== Work instructions ==
Extract every line that contains the word "Binance".

== Excerpted data ==

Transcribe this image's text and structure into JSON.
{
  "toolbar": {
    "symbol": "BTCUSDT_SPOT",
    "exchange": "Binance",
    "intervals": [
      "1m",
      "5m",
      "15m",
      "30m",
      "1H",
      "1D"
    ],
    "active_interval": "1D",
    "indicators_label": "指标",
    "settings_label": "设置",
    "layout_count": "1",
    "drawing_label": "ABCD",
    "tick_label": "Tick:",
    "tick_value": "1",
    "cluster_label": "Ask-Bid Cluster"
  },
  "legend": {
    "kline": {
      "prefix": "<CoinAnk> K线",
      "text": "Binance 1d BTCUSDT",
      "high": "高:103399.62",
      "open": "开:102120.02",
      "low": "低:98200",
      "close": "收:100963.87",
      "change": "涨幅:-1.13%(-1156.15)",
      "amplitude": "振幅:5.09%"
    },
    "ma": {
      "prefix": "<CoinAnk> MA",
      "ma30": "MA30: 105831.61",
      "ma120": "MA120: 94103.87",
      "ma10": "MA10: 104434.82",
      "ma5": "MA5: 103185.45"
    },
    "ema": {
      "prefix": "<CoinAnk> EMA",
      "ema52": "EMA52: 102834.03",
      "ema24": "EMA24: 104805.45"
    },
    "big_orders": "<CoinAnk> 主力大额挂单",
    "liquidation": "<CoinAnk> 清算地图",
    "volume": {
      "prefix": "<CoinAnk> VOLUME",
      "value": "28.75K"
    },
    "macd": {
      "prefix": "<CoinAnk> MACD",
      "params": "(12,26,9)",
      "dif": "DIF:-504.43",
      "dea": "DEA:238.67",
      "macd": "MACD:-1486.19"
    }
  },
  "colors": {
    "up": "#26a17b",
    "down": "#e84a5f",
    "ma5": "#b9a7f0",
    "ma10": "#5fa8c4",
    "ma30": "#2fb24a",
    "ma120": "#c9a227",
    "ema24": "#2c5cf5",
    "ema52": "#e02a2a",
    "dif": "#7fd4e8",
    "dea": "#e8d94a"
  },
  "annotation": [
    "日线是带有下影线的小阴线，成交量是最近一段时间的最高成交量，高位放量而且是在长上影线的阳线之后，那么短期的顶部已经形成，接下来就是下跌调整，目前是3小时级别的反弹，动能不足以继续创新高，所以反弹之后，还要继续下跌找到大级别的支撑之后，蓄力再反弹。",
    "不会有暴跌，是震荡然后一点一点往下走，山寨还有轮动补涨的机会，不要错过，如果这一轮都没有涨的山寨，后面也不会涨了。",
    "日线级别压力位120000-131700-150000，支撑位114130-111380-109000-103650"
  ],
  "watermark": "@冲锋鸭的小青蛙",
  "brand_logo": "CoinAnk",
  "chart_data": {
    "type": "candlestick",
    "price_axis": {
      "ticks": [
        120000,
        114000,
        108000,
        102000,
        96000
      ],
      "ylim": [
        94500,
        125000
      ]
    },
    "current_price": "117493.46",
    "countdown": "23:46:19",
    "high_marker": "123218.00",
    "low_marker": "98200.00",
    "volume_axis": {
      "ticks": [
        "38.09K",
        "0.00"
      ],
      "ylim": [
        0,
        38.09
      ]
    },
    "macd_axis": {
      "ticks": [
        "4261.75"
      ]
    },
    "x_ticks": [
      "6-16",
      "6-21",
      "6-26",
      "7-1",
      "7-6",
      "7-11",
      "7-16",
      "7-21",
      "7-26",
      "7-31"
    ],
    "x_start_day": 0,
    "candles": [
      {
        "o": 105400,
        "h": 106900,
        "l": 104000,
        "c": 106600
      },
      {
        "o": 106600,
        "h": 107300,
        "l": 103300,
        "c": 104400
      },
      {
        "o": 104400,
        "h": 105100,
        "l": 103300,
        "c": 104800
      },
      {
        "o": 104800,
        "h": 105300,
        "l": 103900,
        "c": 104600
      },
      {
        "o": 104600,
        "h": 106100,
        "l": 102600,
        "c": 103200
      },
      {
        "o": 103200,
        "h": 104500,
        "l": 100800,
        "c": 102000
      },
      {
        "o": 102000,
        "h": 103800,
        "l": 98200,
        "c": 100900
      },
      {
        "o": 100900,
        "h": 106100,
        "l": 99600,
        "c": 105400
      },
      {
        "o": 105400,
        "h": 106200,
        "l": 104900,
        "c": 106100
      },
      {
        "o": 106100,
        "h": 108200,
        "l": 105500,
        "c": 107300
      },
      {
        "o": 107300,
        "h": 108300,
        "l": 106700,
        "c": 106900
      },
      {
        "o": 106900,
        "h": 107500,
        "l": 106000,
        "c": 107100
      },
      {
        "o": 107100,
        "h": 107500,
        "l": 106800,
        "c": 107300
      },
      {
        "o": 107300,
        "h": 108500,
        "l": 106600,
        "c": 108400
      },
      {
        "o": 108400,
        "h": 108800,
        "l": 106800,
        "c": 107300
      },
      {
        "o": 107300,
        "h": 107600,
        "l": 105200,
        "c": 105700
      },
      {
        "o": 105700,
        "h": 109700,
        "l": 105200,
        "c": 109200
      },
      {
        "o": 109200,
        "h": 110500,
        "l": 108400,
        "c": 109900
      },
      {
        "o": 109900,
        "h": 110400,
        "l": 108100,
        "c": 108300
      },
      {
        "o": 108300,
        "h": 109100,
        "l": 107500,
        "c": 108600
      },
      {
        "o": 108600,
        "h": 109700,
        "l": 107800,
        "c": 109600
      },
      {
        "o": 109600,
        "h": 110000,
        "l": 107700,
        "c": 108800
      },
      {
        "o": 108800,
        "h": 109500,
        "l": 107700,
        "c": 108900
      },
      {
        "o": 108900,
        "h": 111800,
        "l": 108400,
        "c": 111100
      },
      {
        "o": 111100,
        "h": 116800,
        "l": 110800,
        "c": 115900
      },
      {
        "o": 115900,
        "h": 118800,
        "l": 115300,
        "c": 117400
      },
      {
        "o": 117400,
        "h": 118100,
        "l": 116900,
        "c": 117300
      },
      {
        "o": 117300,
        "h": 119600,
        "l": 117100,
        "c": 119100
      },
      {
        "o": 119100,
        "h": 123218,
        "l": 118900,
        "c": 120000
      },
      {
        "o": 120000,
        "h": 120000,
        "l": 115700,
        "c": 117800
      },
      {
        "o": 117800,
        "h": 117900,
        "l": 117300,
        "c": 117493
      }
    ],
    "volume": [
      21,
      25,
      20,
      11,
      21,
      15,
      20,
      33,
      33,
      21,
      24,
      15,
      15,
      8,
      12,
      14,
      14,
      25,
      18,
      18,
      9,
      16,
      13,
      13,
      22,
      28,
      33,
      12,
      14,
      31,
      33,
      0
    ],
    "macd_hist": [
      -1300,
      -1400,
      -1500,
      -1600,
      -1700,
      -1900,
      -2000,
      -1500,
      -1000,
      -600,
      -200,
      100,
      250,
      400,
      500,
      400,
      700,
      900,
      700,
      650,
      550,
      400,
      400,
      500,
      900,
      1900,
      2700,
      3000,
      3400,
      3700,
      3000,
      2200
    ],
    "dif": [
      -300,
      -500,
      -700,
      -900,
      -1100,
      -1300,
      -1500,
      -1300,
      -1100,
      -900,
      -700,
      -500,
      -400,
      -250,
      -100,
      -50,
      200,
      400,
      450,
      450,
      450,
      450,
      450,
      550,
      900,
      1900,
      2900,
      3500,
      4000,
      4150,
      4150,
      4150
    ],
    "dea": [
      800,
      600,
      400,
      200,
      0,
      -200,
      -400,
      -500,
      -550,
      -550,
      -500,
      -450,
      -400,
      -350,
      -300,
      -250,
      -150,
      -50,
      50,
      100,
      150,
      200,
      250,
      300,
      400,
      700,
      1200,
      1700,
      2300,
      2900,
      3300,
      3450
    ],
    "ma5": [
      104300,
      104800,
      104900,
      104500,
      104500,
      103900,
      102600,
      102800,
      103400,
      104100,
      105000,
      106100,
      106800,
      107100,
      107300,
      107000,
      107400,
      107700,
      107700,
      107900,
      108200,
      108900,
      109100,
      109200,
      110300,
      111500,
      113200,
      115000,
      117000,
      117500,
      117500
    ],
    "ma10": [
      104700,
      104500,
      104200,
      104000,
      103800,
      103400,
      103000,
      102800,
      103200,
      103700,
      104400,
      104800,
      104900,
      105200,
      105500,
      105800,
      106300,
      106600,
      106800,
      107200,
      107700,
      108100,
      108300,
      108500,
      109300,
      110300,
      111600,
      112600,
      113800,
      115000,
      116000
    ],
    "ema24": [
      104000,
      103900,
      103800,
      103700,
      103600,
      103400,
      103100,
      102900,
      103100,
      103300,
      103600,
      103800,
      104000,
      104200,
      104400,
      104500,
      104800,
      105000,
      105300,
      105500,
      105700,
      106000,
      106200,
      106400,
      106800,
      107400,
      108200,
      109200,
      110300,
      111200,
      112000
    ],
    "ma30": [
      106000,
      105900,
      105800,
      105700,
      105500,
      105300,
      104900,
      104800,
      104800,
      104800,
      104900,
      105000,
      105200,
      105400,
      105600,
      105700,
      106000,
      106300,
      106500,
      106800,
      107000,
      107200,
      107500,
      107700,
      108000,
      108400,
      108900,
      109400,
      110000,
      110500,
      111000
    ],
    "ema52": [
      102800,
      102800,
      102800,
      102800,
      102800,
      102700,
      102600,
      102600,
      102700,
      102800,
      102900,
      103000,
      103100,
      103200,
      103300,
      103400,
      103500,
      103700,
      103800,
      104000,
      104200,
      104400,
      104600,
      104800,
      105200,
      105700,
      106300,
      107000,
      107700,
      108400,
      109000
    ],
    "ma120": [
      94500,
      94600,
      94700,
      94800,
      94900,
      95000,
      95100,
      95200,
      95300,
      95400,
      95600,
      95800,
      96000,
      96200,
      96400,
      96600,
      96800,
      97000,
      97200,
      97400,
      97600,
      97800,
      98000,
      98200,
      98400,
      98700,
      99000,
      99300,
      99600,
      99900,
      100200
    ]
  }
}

== Expected output ==
    "exchange": "Binance",
      "text": "Binance 1d BTCUSDT",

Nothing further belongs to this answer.